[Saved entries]
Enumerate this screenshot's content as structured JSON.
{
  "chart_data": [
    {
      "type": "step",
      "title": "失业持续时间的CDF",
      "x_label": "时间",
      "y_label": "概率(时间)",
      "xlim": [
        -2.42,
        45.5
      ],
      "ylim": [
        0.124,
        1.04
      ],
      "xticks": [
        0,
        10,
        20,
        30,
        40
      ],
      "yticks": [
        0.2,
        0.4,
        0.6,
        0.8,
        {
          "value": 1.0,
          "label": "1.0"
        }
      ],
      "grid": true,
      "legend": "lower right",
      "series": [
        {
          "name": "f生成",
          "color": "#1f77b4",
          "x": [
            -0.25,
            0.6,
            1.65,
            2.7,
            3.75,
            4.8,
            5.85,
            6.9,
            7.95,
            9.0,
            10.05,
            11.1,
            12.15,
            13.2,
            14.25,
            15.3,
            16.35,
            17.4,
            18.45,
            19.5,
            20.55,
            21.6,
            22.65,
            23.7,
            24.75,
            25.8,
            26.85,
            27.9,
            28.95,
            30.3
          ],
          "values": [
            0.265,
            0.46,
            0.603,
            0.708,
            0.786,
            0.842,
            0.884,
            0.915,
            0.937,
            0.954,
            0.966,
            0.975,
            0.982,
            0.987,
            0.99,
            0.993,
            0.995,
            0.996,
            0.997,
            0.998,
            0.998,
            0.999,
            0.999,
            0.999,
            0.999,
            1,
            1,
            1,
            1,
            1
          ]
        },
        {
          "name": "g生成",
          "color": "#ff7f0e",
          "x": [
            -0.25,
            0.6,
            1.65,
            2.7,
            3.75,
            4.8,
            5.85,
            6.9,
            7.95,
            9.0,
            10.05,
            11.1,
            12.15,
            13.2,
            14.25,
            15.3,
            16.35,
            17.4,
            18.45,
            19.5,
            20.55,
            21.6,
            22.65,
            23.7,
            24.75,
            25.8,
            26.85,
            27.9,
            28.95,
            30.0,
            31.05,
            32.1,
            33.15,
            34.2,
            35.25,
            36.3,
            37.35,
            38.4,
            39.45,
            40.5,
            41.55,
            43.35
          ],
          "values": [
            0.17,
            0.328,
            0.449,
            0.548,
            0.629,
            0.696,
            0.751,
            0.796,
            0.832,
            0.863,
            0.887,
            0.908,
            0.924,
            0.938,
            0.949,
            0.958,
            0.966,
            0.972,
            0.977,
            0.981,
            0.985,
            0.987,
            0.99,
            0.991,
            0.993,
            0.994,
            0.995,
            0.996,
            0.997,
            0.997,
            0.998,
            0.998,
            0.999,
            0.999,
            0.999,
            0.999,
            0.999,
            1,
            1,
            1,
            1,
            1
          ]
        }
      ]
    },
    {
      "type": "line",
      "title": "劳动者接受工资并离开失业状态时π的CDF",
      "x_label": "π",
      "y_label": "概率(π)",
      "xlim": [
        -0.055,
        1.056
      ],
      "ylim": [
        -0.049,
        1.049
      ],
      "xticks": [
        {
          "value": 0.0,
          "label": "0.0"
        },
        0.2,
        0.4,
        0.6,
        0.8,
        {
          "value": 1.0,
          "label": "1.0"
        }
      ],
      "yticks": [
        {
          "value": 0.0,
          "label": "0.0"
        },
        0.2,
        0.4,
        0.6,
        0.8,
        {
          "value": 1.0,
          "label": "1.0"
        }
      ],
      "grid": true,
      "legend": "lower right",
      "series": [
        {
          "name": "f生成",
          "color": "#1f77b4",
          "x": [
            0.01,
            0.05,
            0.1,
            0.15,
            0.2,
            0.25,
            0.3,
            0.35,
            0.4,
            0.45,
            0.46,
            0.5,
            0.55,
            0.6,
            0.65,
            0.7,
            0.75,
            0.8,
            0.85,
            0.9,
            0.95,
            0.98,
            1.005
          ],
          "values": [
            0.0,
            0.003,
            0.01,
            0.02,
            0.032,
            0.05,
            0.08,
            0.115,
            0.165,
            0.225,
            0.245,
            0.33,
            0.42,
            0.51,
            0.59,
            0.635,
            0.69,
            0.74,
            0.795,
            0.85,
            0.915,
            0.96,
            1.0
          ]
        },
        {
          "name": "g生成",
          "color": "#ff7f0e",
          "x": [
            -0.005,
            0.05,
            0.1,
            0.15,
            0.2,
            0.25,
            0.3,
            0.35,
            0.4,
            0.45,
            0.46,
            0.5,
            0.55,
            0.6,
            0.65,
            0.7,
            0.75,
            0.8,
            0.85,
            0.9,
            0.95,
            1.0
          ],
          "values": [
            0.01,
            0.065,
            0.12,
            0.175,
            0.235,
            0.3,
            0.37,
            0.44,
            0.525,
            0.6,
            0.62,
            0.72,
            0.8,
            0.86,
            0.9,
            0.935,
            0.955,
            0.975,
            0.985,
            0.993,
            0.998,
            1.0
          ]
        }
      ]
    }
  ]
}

**Given request**
Go through the listing and print each line exactly as it appears.

**Exercise response**
Enumerate this screenshot's content as structured JSON.
{
  "chart_data": [
    {
      "type": "step",
      "title": "失业持续时间的CDF",
      "x_label": "时间",
      "y_label": "概率(时间)",
      "xlim": [
        -2.42,
        45.5
      ],
      "ylim": [
        0.124,
        1.04
      ],
      "xticks": [
        0,
        10,
        20,
        30,
        40
      ],
      "yticks": [
        0.2,
        0.4,
        0.6,
        0.8,
        {
          "value": 1.0,
          "label": "1.0"
        }
      ],
      "grid": true,
      "legend": "lower right",
      "series": [
        {
          "name": "f生成",
          "color": "#1f77b4",
          "x": [
            -0.25,
            0.6,
            1.65,
            2.7,
            3.75,
            4.8,
            5.85,
            6.9,
            7.95,
            9.0,
            10.05,
            11.1,
            12.15,
            13.2,
            14.25,
            15.3,
            16.35,
            17.4,
            18.45,
            19.5,
            20.55,
            21.6,
            22.65,
            23.7,
            24.75,
            25.8,
            26.85,
            27.9,
            28.95,
            30.3
          ],
          "values": [
            0.265,
            0.46,
            0.603,
            0.708,
            0.786,
            0.842,
            0.884,
            0.915,
            0.937,
            0.954,
            0.966,
            0.975,
            0.982,
            0.987,
            0.99,
            0.993,
            0.995,
            0.996,
            0.997,
            0.998,
            0.998,
            0.999,
            0.999,
            0.999,
            0.999,
            1,
            1,
            1,
            1,
            1
          ]
        },
        {
          "name": "g生成",
          "color": "#ff7f0e",
          "x": [
            -0.25,
            0.6,
            1.65,
            2.7,
            3.75,
            4.8,
            5.85,
            6.9,
            7.95,
            9.0,
            10.05,
            11.1,
            12.15,
            13.2,
            14.25,
            15.3,
            16.35,
            17.4,
            18.45,
            19.5,
            20.55,
            21.6,
            22.65,
            23.7,
            24.75,
            25.8,
            26.85,
            27.9,
            28.95,
            30.0,
            31.05,
            32.1,
            33.15,
            34.2,
            35.25,
            36.3,
            37.35,
            38.4,
            39.45,
            40.5,
            41.55,
            43.35
          ],
          "values": [
            0.17,
            0.328,
            0.449,
            0.548,
            0.629,
            0.696,
            0.751,
            0.796,
            0.832,
            0.863,
            0.887,
            0.908,
            0.924,
            0.938,
            0.949,
            0.958,
            0.966,
            0.972,
            0.977,
            0.981,
            0.985,
            0.987,
            0.99,
            0.991,
            0.993,
            0.994,
            0.995,
            0.996,
            0.997,
            0.997,
            0.998,
            0.998,
            0.999,
            0.999,
            0.999,
            0.999,
            0.999,
            1,
            1,
            1,
            1,
            1
          ]
        }
      ]
    },
    {
      "type": "line",
      "title": "劳动者接受工资并离开失业状态时π的CDF",
      "x_label": "π",
      "y_label": "概率(π)",
      "xlim": [
        -0.055,
        1.056
      ],
      "ylim": [
        -0.049,
        1.049
      ],
      "xticks": [
        {
          "value": 0.0,
          "label": "0.0"
        },
        0.2,
        0.4,
        0.6,
        0.8,
        {
          "value": 1.0,
          "label": "1.0"
        }
      ],
      "yticks": [
        {
          "value": 0.0,
          "label": "0.0"
        },
        0.2,
        0.4,
        0.6,
        0.8,
        {
          "value": 1.0,
          "label": "1.0"
        }
      ],
      "grid": true,
      "legend": "lower right",
      "series": [
        {
          "name": "f生成",
          "color": "#1f77b4",
          "x": [
            0.01,
            0.05,
            0.1,
            0.15,
            0.2,
            0.25,
            0.3,
            0.35,
            0.4,
            0.45,
            0.46,
            0.5,
            0.55,
            0.6,
            0.65,
            0.7,
            0.75,
            0.8,
            0.85,
            0.9,
            0.95,
            0.98,
            1.005
          ],
          "values": [
            0.0,
            0.003,
            0.01,
            0.02,
            0.032,
            0.05,
            0.08,
            0.115,
            0.165,
            0.225,
            0.245,
            0.33,
            0.42,
            0.51,
            0.59,
            0.635,
            0.69,
            0.74,
            0.795,
            0.85,
            0.915,
            0.96,
            1.0
          ]
        },
        {
          "name": "g生成",
          "color": "#ff7f0e",
          "x": [
            -0.005,
            0.05,
            0.1,
            0.15,
            0.2,
            0.25,
            0.3,
            0.35,
            0.4,
            0.45,
            0.46,
            0.5,
            0.55,
            0.6,
            0.65,
            0.7,
            0.75,
            0.8,
            0.85,
            0.9,
            0.95,
            1.0
          ],
          "values": [
            0.01,
            0.065,
            0.12,
            0.175,
            0.235,
            0.3,
            0.37,
            0.44,
            0.525,
            0.6,
            0.62,
            0.72,
            0.8,
            0.86,
            0.9,
            0.935,
            0.955,
            0.975,
            0.985,
            0.993,
            0.998,
            1.0
          ]
        }
      ]
    }
  ]
}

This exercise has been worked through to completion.